Stored records:
┌──
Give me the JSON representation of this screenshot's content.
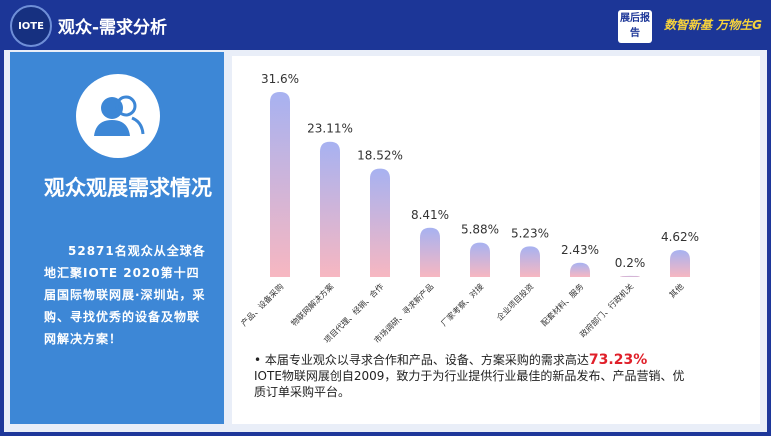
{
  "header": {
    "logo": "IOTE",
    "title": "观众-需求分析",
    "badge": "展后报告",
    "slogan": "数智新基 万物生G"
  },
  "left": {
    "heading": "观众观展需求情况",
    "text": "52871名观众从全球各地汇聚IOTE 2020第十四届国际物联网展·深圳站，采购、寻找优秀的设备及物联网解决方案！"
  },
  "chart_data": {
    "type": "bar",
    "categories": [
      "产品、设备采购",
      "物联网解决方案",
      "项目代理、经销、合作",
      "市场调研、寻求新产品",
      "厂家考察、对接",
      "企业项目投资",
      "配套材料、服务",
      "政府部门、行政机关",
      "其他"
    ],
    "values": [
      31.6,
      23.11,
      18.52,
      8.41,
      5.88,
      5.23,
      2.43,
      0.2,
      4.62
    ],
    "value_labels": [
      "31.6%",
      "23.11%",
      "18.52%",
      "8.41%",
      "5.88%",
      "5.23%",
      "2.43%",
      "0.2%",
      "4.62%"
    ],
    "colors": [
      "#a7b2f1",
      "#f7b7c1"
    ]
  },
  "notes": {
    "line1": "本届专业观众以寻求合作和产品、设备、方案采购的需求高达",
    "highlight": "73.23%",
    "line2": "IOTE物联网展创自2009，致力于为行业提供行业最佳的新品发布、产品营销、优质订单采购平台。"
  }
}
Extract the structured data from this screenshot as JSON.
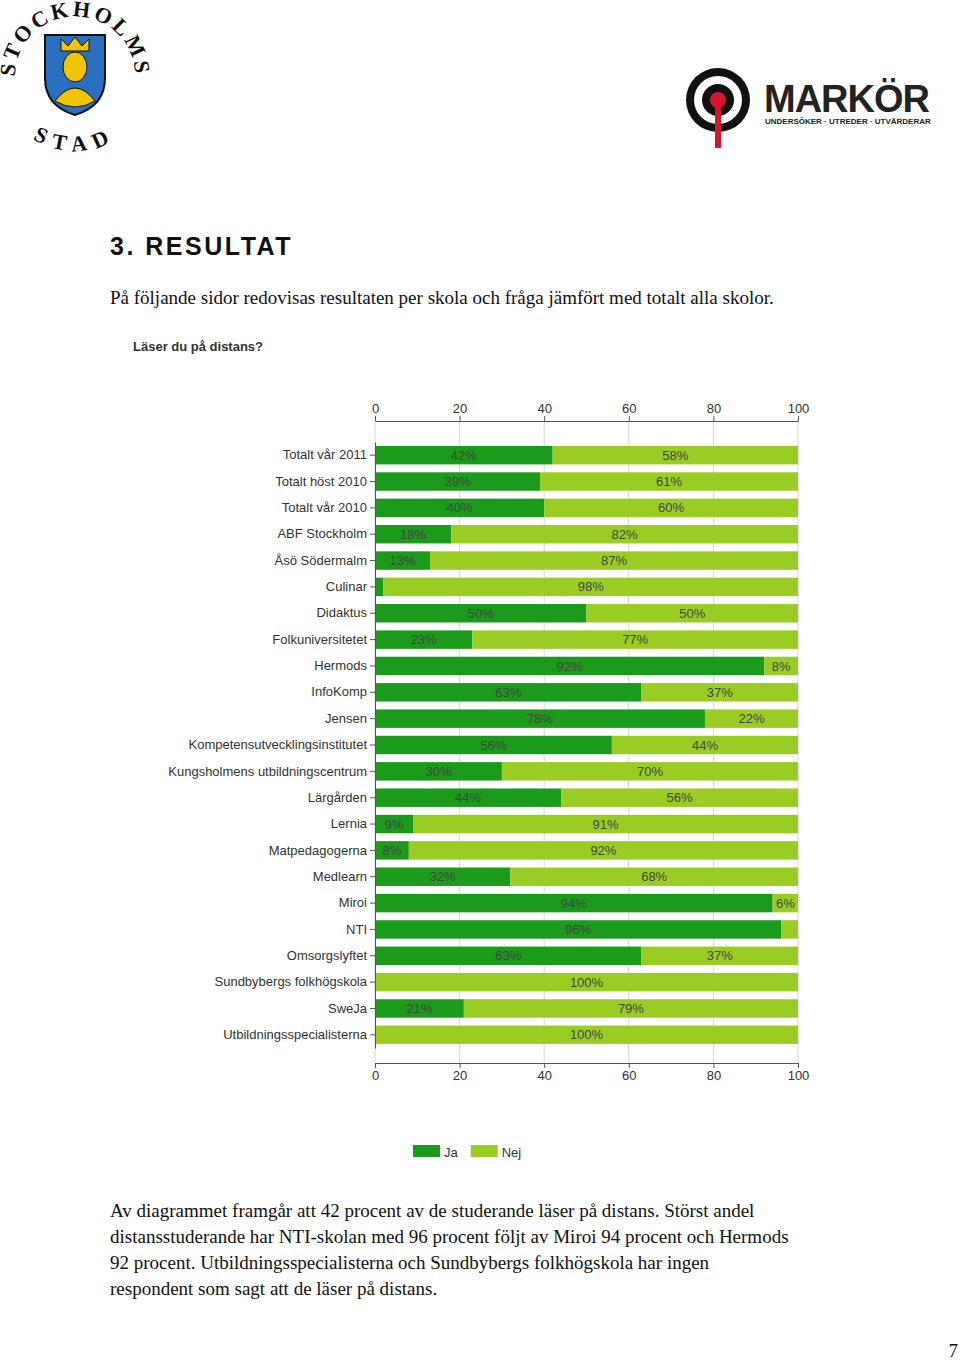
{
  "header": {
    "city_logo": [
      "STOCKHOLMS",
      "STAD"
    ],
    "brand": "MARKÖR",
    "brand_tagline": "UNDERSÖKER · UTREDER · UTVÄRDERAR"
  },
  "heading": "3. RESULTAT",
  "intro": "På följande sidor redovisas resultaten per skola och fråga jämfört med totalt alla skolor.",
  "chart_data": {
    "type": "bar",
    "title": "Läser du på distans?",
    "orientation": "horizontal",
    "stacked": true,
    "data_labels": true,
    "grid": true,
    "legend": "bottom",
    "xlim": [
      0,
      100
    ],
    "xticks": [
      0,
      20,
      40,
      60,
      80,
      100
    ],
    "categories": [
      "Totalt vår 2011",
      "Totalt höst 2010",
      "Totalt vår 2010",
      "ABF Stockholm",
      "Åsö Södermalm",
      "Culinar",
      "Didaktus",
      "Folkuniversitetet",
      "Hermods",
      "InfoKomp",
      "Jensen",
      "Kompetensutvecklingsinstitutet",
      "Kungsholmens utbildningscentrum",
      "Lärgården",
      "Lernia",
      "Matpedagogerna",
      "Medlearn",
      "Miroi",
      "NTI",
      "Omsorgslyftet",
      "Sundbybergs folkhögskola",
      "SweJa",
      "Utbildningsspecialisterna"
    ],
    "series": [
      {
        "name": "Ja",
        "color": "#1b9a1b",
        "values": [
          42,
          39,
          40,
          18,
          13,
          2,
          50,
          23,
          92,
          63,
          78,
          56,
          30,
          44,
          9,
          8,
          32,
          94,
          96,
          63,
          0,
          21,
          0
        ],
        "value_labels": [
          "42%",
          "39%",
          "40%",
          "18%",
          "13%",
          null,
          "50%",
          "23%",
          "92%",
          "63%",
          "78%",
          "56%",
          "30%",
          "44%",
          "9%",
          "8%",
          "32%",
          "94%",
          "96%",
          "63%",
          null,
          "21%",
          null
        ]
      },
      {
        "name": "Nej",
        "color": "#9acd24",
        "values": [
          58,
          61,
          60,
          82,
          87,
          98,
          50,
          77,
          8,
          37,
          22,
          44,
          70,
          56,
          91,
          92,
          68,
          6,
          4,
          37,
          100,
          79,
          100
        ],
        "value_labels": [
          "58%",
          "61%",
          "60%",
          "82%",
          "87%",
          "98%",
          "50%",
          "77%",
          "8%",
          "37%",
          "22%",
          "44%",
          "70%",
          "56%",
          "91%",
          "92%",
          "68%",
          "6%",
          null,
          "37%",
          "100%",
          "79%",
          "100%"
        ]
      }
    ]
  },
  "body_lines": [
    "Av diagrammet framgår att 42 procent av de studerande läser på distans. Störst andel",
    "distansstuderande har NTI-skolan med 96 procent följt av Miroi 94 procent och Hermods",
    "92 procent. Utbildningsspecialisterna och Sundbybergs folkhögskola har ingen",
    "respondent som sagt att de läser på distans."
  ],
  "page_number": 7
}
└──
Transcribe the whole listing, character for character, but not its images.

Give me the JSON representation of this screenshot's content.
{
  "header": {
    "logo": "IOTE",
    "title": "观众-需求分析",
    "badge": "展后报告",
    "slogan": "数智新基 万物生G"
  },
  "left": {
    "heading": "观众观展需求情况",
    "text": "52871名观众从全球各地汇聚IOTE 2020第十四届国际物联网展·深圳站，采购、寻找优秀的设备及物联网解决方案！"
  },
  "chart_data": {
    "type": "bar",
    "categories": [
      "产品、设备采购",
      "物联网解决方案",
      "项目代理、经销、合作",
      "市场调研、寻求新产品",
      "厂家考察、对接",
      "企业项目投资",
      "配套材料、服务",
      "政府部门、行政机关",
      "其他"
    ],
    "values": [
      31.6,
      23.11,
      18.52,
      8.41,
      5.88,
      5.23,
      2.43,
      0.2,
      4.62
    ],
    "value_labels": [
      "31.6%",
      "23.11%",
      "18.52%",
      "8.41%",
      "5.88%",
      "5.23%",
      "2.43%",
      "0.2%",
      "4.62%"
    ],
    "colors": [
      "#a7b2f1",
      "#f7b7c1"
    ]
  },
  "notes": {
    "line1": "本届专业观众以寻求合作和产品、设备、方案采购的需求高达",
    "highlight": "73.23%",
    "line2": "IOTE物联网展创自2009，致力于为行业提供行业最佳的新品发布、产品营销、优质订单采购平台。"
  }
}
Extract the structured data from this screenshot as JSON.
{
  "header": {
    "city_logo": [
      "STOCKHOLMS",
      "STAD"
    ],
    "brand": "MARKÖR",
    "brand_tagline": "UNDERSÖKER · UTREDER · UTVÄRDERAR"
  },
  "heading": "3. RESULTAT",
  "intro": "På följande sidor redovisas resultaten per skola och fråga jämfört med totalt alla skolor.",
  "chart_data": {
    "type": "bar",
    "title": "Läser du på distans?",
    "orientation": "horizontal",
    "stacked": true,
    "data_labels": true,
    "grid": true,
    "legend": "bottom",
    "xlim": [
      0,
      100
    ],
    "xticks": [
      0,
      20,
      40,
      60,
      80,
      100
    ],
    "categories": [
      "Totalt vår 2011",
      "Totalt höst 2010",
      "Totalt vår 2010",
      "ABF Stockholm",
      "Åsö Södermalm",
      "Culinar",
      "Didaktus",
      "Folkuniversitetet",
      "Hermods",
      "InfoKomp",
      "Jensen",
      "Kompetensutvecklingsinstitutet",
      "Kungsholmens utbildningscentrum",
      "Lärgården",
      "Lernia",
      "Matpedagogerna",
      "Medlearn",
      "Miroi",
      "NTI",
      "Omsorgslyftet",
      "Sundbybergs folkhögskola",
      "SweJa",
      "Utbildningsspecialisterna"
    ],
    "series": [
      {
        "name": "Ja",
        "color": "#1b9a1b",
        "values": [
          42,
          39,
          40,
          18,
          13,
          2,
          50,
          23,
          92,
          63,
          78,
          56,
          30,
          44,
          9,
          8,
          32,
          94,
          96,
          63,
          0,
          21,
          0
        ],
        "value_labels": [
          "42%",
          "39%",
          "40%",
          "18%",
          "13%",
          null,
          "50%",
          "23%",
          "92%",
          "63%",
          "78%",
          "56%",
          "30%",
          "44%",
          "9%",
          "8%",
          "32%",
          "94%",
          "96%",
          "63%",
          null,
          "21%",
          null
        ]
      },
      {
        "name": "Nej",
        "color": "#9acd24",
        "values": [
          58,
          61,
          60,
          82,
          87,
          98,
          50,
          77,
          8,
          37,
          22,
          44,
          70,
          56,
          91,
          92,
          68,
          6,
          4,
          37,
          100,
          79,
          100
        ],
        "value_labels": [
          "58%",
          "61%",
          "60%",
          "82%",
          "87%",
          "98%",
          "50%",
          "77%",
          "8%",
          "37%",
          "22%",
          "44%",
          "70%",
          "56%",
          "91%",
          "92%",
          "68%",
          "6%",
          null,
          "37%",
          "100%",
          "79%",
          "100%"
        ]
      }
    ]
  },
  "body_lines": [
    "Av diagrammet framgår att 42 procent av de studerande läser på distans. Störst andel",
    "distansstuderande har NTI-skolan med 96 procent följt av Miroi 94 procent och Hermods",
    "92 procent. Utbildningsspecialisterna och Sundbybergs folkhögskola har ingen",
    "respondent som sagt att de läser på distans."
  ],
  "page_number": 7
}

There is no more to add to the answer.